:: Requirements ::
Repeat the data word for word. Do not include the pictures.

(Dataset records on visual material)
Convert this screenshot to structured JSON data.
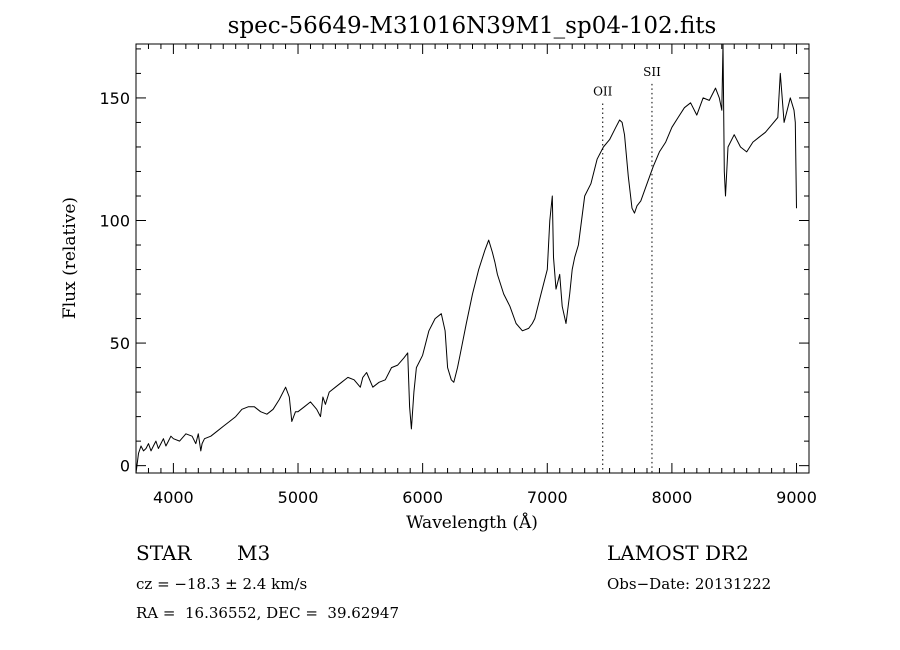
{
  "chart_data": {
    "type": "line",
    "title": "spec-56649-M31016N39M1_sp04-102.fits",
    "xlabel": "Wavelength (Å)",
    "ylabel": "Flux (relative)",
    "xlim": [
      3700,
      9100
    ],
    "ylim": [
      -3,
      172
    ],
    "x_ticks": [
      4000,
      5000,
      6000,
      7000,
      8000,
      9000
    ],
    "y_ticks": [
      0,
      50,
      100,
      150
    ],
    "grid": false,
    "line_color": "#000000",
    "annotations": [
      {
        "label": "OII",
        "x": 7445,
        "label_y": 151
      },
      {
        "label": "SII",
        "x": 7840,
        "label_y": 159
      }
    ],
    "series": [
      {
        "x": [
          3700,
          3720,
          3740,
          3760,
          3780,
          3800,
          3820,
          3840,
          3860,
          3880,
          3900,
          3920,
          3940,
          3960,
          3980,
          4000,
          4050,
          4100,
          4150,
          4180,
          4200,
          4220,
          4230,
          4250,
          4300,
          4350,
          4400,
          4450,
          4500,
          4550,
          4600,
          4650,
          4700,
          4750,
          4800,
          4850,
          4900,
          4930,
          4950,
          4980,
          5000,
          5050,
          5100,
          5150,
          5180,
          5200,
          5220,
          5250,
          5300,
          5350,
          5400,
          5450,
          5500,
          5520,
          5550,
          5600,
          5650,
          5700,
          5750,
          5800,
          5850,
          5880,
          5895,
          5910,
          5930,
          5950,
          6000,
          6050,
          6100,
          6150,
          6180,
          6200,
          6230,
          6250,
          6280,
          6300,
          6350,
          6400,
          6450,
          6500,
          6530,
          6560,
          6580,
          6600,
          6650,
          6700,
          6750,
          6800,
          6850,
          6880,
          6900,
          6950,
          7000,
          7020,
          7040,
          7050,
          7070,
          7100,
          7120,
          7150,
          7180,
          7200,
          7220,
          7250,
          7300,
          7350,
          7400,
          7450,
          7500,
          7550,
          7580,
          7600,
          7620,
          7650,
          7680,
          7700,
          7720,
          7750,
          7800,
          7850,
          7900,
          7950,
          8000,
          8050,
          8100,
          8150,
          8200,
          8250,
          8300,
          8350,
          8380,
          8400,
          8410,
          8420,
          8430,
          8450,
          8500,
          8550,
          8600,
          8650,
          8700,
          8750,
          8800,
          8850,
          8870,
          8900,
          8950,
          8980,
          8990,
          9000
        ],
        "y": [
          -3,
          5,
          8,
          6,
          7,
          9,
          6,
          8,
          10,
          7,
          9,
          11,
          8,
          10,
          12,
          11,
          10,
          13,
          12,
          9,
          13,
          6,
          9,
          11,
          12,
          14,
          16,
          18,
          20,
          23,
          24,
          24,
          22,
          21,
          23,
          27,
          32,
          28,
          18,
          22,
          22,
          24,
          26,
          23,
          20,
          28,
          25,
          30,
          32,
          34,
          36,
          35,
          32,
          36,
          38,
          32,
          34,
          35,
          40,
          41,
          44,
          46,
          24,
          15,
          30,
          40,
          45,
          55,
          60,
          62,
          55,
          40,
          35,
          34,
          40,
          45,
          58,
          70,
          80,
          88,
          92,
          87,
          83,
          78,
          70,
          65,
          58,
          55,
          56,
          58,
          60,
          70,
          80,
          100,
          110,
          85,
          72,
          78,
          65,
          58,
          70,
          80,
          85,
          90,
          110,
          115,
          125,
          130,
          133,
          138,
          141,
          140,
          135,
          118,
          105,
          103,
          106,
          108,
          115,
          122,
          128,
          132,
          138,
          142,
          146,
          148,
          143,
          150,
          149,
          154,
          150,
          145,
          172,
          120,
          110,
          130,
          135,
          130,
          128,
          132,
          134,
          136,
          139,
          142,
          160,
          140,
          150,
          145,
          140,
          105
        ]
      }
    ]
  },
  "info": {
    "object_class": "STAR",
    "subclass": "M3",
    "cz": "cz = −18.3 ± 2.4 km/s",
    "coords": "RA =  16.36552, DEC =  39.62947",
    "survey": "LAMOST DR2",
    "obs_date": "Obs−Date: 20131222"
  }
}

:: Expected answer ::
Convert this screenshot to structured JSON data.
{
  "chart_data": {
    "type": "line",
    "title": "spec-56649-M31016N39M1_sp04-102.fits",
    "xlabel": "Wavelength (Å)",
    "ylabel": "Flux (relative)",
    "xlim": [
      3700,
      9100
    ],
    "ylim": [
      -3,
      172
    ],
    "x_ticks": [
      4000,
      5000,
      6000,
      7000,
      8000,
      9000
    ],
    "y_ticks": [
      0,
      50,
      100,
      150
    ],
    "grid": false,
    "line_color": "#000000",
    "annotations": [
      {
        "label": "OII",
        "x": 7445,
        "label_y": 151
      },
      {
        "label": "SII",
        "x": 7840,
        "label_y": 159
      }
    ],
    "series": [
      {
        "x": [
          3700,
          3720,
          3740,
          3760,
          3780,
          3800,
          3820,
          3840,
          3860,
          3880,
          3900,
          3920,
          3940,
          3960,
          3980,
          4000,
          4050,
          4100,
          4150,
          4180,
          4200,
          4220,
          4230,
          4250,
          4300,
          4350,
          4400,
          4450,
          4500,
          4550,
          4600,
          4650,
          4700,
          4750,
          4800,
          4850,
          4900,
          4930,
          4950,
          4980,
          5000,
          5050,
          5100,
          5150,
          5180,
          5200,
          5220,
          5250,
          5300,
          5350,
          5400,
          5450,
          5500,
          5520,
          5550,
          5600,
          5650,
          5700,
          5750,
          5800,
          5850,
          5880,
          5895,
          5910,
          5930,
          5950,
          6000,
          6050,
          6100,
          6150,
          6180,
          6200,
          6230,
          6250,
          6280,
          6300,
          6350,
          6400,
          6450,
          6500,
          6530,
          6560,
          6580,
          6600,
          6650,
          6700,
          6750,
          6800,
          6850,
          6880,
          6900,
          6950,
          7000,
          7020,
          7040,
          7050,
          7070,
          7100,
          7120,
          7150,
          7180,
          7200,
          7220,
          7250,
          7300,
          7350,
          7400,
          7450,
          7500,
          7550,
          7580,
          7600,
          7620,
          7650,
          7680,
          7700,
          7720,
          7750,
          7800,
          7850,
          7900,
          7950,
          8000,
          8050,
          8100,
          8150,
          8200,
          8250,
          8300,
          8350,
          8380,
          8400,
          8410,
          8420,
          8430,
          8450,
          8500,
          8550,
          8600,
          8650,
          8700,
          8750,
          8800,
          8850,
          8870,
          8900,
          8950,
          8980,
          8990,
          9000
        ],
        "y": [
          -3,
          5,
          8,
          6,
          7,
          9,
          6,
          8,
          10,
          7,
          9,
          11,
          8,
          10,
          12,
          11,
          10,
          13,
          12,
          9,
          13,
          6,
          9,
          11,
          12,
          14,
          16,
          18,
          20,
          23,
          24,
          24,
          22,
          21,
          23,
          27,
          32,
          28,
          18,
          22,
          22,
          24,
          26,
          23,
          20,
          28,
          25,
          30,
          32,
          34,
          36,
          35,
          32,
          36,
          38,
          32,
          34,
          35,
          40,
          41,
          44,
          46,
          24,
          15,
          30,
          40,
          45,
          55,
          60,
          62,
          55,
          40,
          35,
          34,
          40,
          45,
          58,
          70,
          80,
          88,
          92,
          87,
          83,
          78,
          70,
          65,
          58,
          55,
          56,
          58,
          60,
          70,
          80,
          100,
          110,
          85,
          72,
          78,
          65,
          58,
          70,
          80,
          85,
          90,
          110,
          115,
          125,
          130,
          133,
          138,
          141,
          140,
          135,
          118,
          105,
          103,
          106,
          108,
          115,
          122,
          128,
          132,
          138,
          142,
          146,
          148,
          143,
          150,
          149,
          154,
          150,
          145,
          172,
          120,
          110,
          130,
          135,
          130,
          128,
          132,
          134,
          136,
          139,
          142,
          160,
          140,
          150,
          145,
          140,
          105
        ]
      }
    ]
  },
  "info": {
    "object_class": "STAR",
    "subclass": "M3",
    "cz": "cz = −18.3 ± 2.4 km/s",
    "coords": "RA =  16.36552, DEC =  39.62947",
    "survey": "LAMOST DR2",
    "obs_date": "Obs−Date: 20131222"
  }
}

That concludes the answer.